[Visual layout material]
-=-=-=-=-

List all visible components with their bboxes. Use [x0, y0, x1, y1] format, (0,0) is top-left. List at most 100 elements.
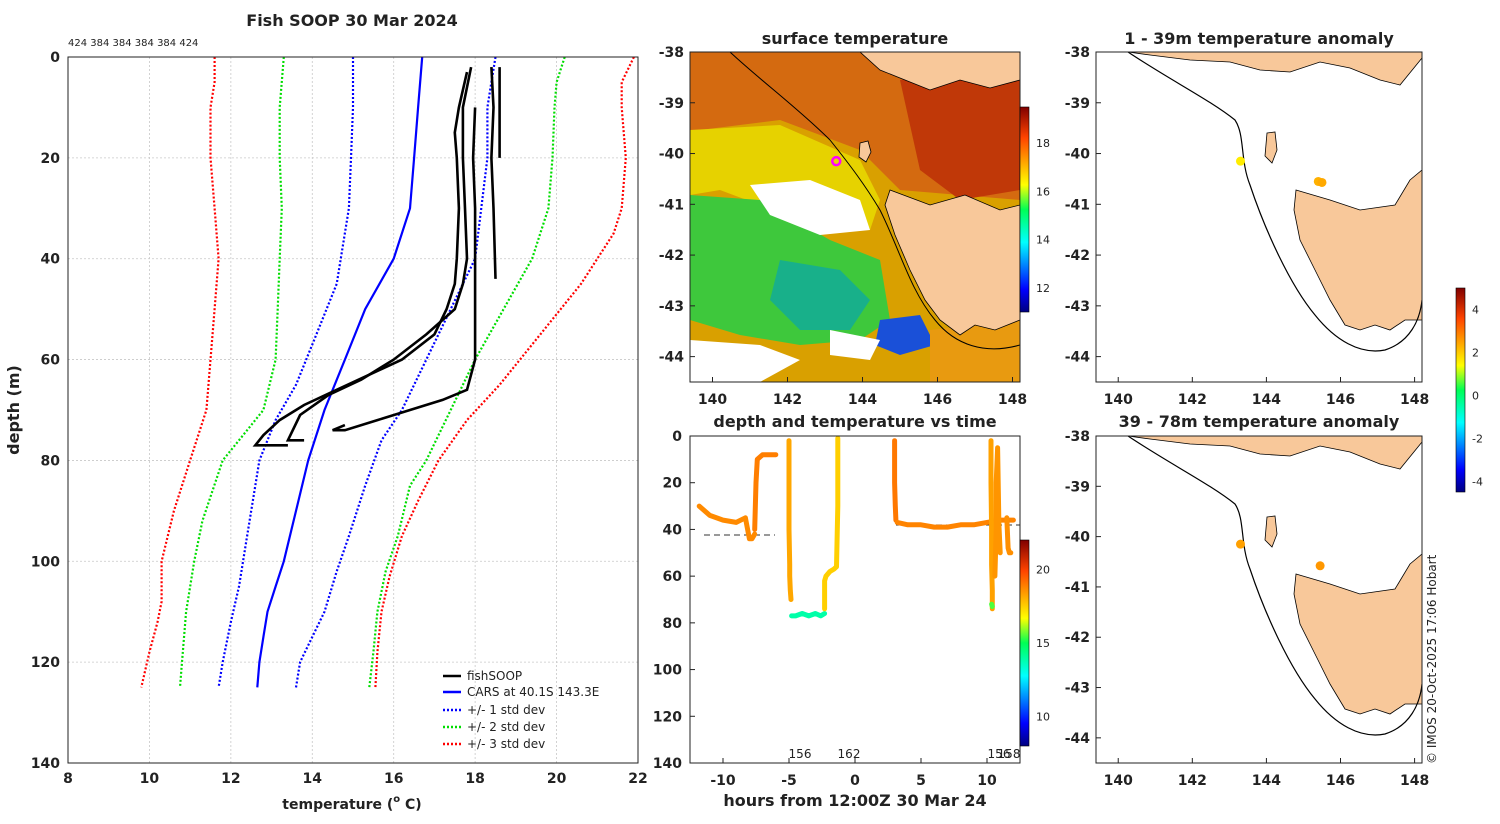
sst-land-north	[859, 52, 1020, 91]
profile-ytick-label: 20	[41, 151, 61, 167]
anomaly-deep-land-north	[1127, 436, 1422, 470]
time-series	[696, 435, 1016, 619]
map-xtick-label: 140	[698, 392, 727, 408]
time-xtick-label: 10	[977, 773, 997, 789]
profile-ytick-label: 0	[50, 50, 60, 66]
anomaly-shallow-title: 1 - 39m temperature anomaly	[1124, 29, 1394, 48]
time-series-track	[786, 438, 794, 602]
sst-ship-marker	[831, 155, 842, 167]
anomaly-deep-panel: 140 142 144 146 148 -38 -39 -40 -41 -42 -43 -44 39 …	[1065, 412, 1430, 789]
profile-xlabel-sup: o	[393, 794, 400, 805]
profile-xtick-label: 20	[547, 771, 567, 787]
anomaly-shallow-map	[1096, 52, 1422, 382]
time-ytick-label: 60	[663, 569, 683, 585]
time-ytick-label: 40	[663, 522, 683, 538]
map-ytick-label: -42	[1065, 630, 1090, 646]
time-ytick-label: 80	[663, 616, 683, 632]
anomaly-point	[1235, 156, 1245, 166]
map-xtick-label: 144	[1252, 773, 1281, 789]
time-series-track	[892, 438, 899, 523]
time-series-track	[989, 601, 995, 609]
map-ytick-label: -43	[659, 299, 684, 315]
time-title: depth and temperature vs time	[713, 412, 996, 431]
credit-text: © IMOS 20-Oct-2025 17:06 Hobart	[1425, 554, 1439, 764]
map-ytick-label: -42	[659, 248, 684, 264]
map-ytick-label: -38	[1065, 45, 1090, 61]
time-series-track	[752, 452, 779, 532]
map-xtick-label: 140	[1104, 773, 1133, 789]
anomaly-colorbar-ticks: 4 2 0 -2 -4	[1472, 303, 1483, 488]
anomaly-shallow-land-north	[1127, 52, 1422, 86]
profile-xtick-label: 14	[303, 771, 323, 787]
map-ytick-label: -44	[1065, 731, 1091, 747]
map-xtick-label: 146	[1326, 392, 1355, 408]
time-series-track	[789, 611, 828, 619]
time-xlabel: hours from 12:00Z 30 Mar 24	[723, 791, 986, 810]
map-xtick-label: 144	[848, 392, 877, 408]
anomaly-deep-king-island	[1264, 515, 1278, 548]
sst-map	[690, 52, 1020, 382]
sst-colorbar-tick-label: 16	[1036, 185, 1050, 198]
profile-ytick-label: 80	[41, 453, 61, 469]
profile-series-line	[294, 56, 497, 688]
profile-xtick-label: 16	[384, 771, 403, 787]
anomaly-colorbar-tick-label: -2	[1472, 432, 1483, 445]
sst-title: surface temperature	[762, 29, 949, 48]
anomaly-deep-title: 39 - 78m temperature anomaly	[1119, 412, 1400, 431]
legend-label-sd1: +/- 1 std dev	[467, 703, 545, 717]
anomaly-deep-map	[1096, 436, 1422, 763]
anomaly-shallow-king-island	[1264, 131, 1278, 164]
anomaly-deep-points	[1235, 539, 1325, 571]
sst-panel: 140 142 144 146 148 -38 -39 -40 -41 -42 -43 -44 sur…	[659, 29, 1050, 408]
profile-xlabel-suffix: C)	[400, 797, 422, 813]
time-xtick-label: 5	[916, 773, 926, 789]
map-ytick-label: -38	[659, 45, 684, 61]
profile-ylabel: depth (m)	[4, 365, 23, 455]
profile-axes-box	[67, 56, 639, 764]
time-series-track	[696, 503, 758, 542]
map-ytick-label: -39	[1065, 96, 1090, 112]
profile-xlabel: temperature (o C)	[282, 794, 421, 813]
sst-field-south-warm	[930, 320, 1020, 382]
sst-cloud-2	[690, 340, 800, 382]
time-axes-box	[689, 435, 1021, 764]
sst-field-cool-patch	[770, 260, 870, 330]
profile-series-line	[256, 56, 424, 688]
map-xtick-label: 146	[1326, 773, 1355, 789]
profile-xtick-label: 22	[628, 771, 647, 787]
time-colorbar-tick-label: 10	[1036, 711, 1050, 724]
sst-colorbar-tick-label: 18	[1036, 137, 1050, 150]
profile-xtick-label: 12	[221, 771, 240, 787]
sst-cloud-1	[750, 180, 870, 235]
map-ytick-label: -43	[1065, 299, 1090, 315]
map-ytick-label: -40	[1065, 147, 1091, 163]
time-drop-label-2: 162	[838, 747, 861, 761]
time-colorbar-tick-label: 15	[1036, 637, 1050, 650]
anomaly-shallow-points	[1235, 156, 1327, 187]
profile-legend: fishSOOP CARS at 40.1S 143.3E +/- 1 std …	[443, 669, 599, 751]
map-xtick-label: 142	[1178, 773, 1207, 789]
map-ytick-label: -41	[1065, 580, 1090, 596]
map-ytick-label: -41	[1065, 197, 1090, 213]
map-xtick-label: 146	[923, 392, 952, 408]
profile-plot-area	[68, 57, 638, 763]
map-xtick-label: 148	[1400, 392, 1429, 408]
map-ytick-label: -43	[1065, 681, 1090, 697]
profile-title: Fish SOOP 30 Mar 2024	[246, 11, 457, 30]
sst-colorbar-ticks: 18 16 14 12	[1036, 137, 1050, 295]
map-ytick-label: -39	[659, 96, 684, 112]
profile-xlabel-main: temperature (	[282, 797, 393, 813]
time-xtick-label: -5	[781, 773, 797, 789]
map-ytick-label: -44	[1065, 350, 1091, 366]
time-series-track	[992, 445, 1003, 579]
time-ytick-label: 100	[653, 663, 682, 679]
anomaly-deep-ticks: 140 142 144 146 148 -38 -39 -40 -41 -42 -43 -44	[1065, 429, 1430, 789]
profile-series-line	[332, 107, 477, 432]
profile-series	[140, 56, 635, 688]
sst-land-king-island	[858, 140, 872, 163]
time-colorbar-tick-label: 20	[1036, 563, 1050, 576]
map-ytick-label: -44	[659, 350, 685, 366]
sst-land-tasmania	[884, 189, 1020, 336]
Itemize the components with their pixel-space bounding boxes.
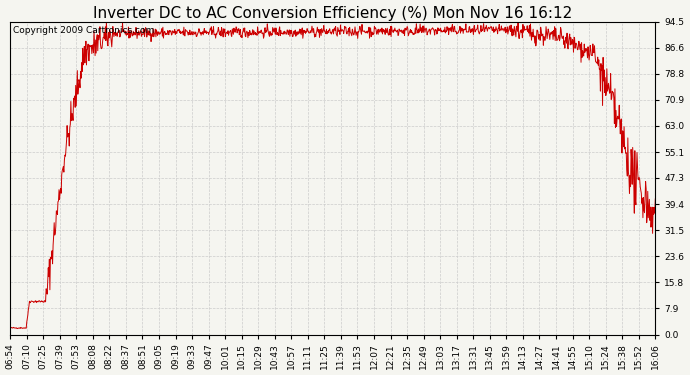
Title: Inverter DC to AC Conversion Efficiency (%) Mon Nov 16 16:12: Inverter DC to AC Conversion Efficiency … [93, 6, 572, 21]
Text: Copyright 2009 Cartronics.com: Copyright 2009 Cartronics.com [13, 26, 155, 35]
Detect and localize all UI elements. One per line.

-=-=-=-=-

◆ Work to be completed ◆
Count the entries in the material above that contain the string "line", and reply with the number only.

◆ Right answer ◆
4